**Items listed in a dataset**
# # # # # # #

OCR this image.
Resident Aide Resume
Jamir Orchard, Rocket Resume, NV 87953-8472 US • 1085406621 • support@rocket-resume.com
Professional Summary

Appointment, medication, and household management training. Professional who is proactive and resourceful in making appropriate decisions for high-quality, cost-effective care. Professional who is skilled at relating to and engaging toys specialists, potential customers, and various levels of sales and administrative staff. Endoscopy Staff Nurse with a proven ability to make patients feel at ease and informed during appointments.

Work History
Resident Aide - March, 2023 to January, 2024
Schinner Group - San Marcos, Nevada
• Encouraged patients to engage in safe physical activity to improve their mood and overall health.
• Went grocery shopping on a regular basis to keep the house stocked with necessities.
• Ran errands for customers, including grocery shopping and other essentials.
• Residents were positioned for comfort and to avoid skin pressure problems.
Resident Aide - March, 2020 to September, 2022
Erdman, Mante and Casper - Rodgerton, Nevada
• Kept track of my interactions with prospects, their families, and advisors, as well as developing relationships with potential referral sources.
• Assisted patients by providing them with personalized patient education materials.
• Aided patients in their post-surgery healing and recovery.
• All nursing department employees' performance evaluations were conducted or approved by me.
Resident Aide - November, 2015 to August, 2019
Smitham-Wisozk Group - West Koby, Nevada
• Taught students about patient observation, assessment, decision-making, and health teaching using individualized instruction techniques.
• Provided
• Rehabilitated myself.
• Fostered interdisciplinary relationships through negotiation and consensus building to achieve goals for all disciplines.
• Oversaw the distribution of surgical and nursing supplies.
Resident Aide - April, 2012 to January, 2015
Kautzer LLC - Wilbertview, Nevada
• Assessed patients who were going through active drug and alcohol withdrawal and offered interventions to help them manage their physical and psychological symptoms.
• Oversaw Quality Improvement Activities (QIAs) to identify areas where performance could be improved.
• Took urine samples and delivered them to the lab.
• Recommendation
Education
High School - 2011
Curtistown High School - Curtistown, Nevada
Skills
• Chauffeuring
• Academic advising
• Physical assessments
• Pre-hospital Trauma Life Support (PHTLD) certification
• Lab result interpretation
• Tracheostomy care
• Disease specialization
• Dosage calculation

# # # # # # #

**Task instructions**
From the entries above, show each line that includes the string "nursing".

**Solution**
• All nursing department employees' performance evaluations were conducted or approved by me.
• Oversaw the distribution of surgical and nursing supplies.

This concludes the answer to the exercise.